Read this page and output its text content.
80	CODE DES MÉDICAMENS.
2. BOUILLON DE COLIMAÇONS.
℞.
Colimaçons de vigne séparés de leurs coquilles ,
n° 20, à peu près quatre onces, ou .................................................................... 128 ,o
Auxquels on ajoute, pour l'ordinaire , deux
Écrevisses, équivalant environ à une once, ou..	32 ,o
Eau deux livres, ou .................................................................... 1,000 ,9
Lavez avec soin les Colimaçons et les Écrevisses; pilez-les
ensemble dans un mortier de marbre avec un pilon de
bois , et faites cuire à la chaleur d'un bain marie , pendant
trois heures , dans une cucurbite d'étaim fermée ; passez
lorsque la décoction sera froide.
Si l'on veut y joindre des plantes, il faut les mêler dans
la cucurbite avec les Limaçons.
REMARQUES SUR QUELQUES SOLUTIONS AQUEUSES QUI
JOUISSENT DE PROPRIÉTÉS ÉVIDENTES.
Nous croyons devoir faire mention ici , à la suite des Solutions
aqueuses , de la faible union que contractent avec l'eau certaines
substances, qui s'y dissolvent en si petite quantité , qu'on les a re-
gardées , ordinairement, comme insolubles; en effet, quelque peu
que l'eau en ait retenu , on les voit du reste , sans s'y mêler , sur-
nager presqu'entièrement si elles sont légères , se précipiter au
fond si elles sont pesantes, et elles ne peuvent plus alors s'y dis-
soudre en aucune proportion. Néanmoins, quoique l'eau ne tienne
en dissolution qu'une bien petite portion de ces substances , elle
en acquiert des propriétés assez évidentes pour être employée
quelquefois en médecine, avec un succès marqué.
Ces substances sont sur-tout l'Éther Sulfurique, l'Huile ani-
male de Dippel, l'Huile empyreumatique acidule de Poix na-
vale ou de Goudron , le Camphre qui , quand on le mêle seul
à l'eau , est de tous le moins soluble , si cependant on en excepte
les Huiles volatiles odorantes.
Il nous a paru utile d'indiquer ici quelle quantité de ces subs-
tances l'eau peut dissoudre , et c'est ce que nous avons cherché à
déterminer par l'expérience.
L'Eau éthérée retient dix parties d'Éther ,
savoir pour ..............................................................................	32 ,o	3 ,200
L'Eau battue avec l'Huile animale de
◆ ◆ ◆ ◆ ◆ ◆ ◆
> [Written task]:
In the entries above, find lines with "pour" and copy each.

> [Task response]:
Auxquels on ajoute, pour l'ordinaire , deux
en acquiert des propriétés assez évidentes pour être employée
savoir pour ..............................................................................	32 ,o	3 ,200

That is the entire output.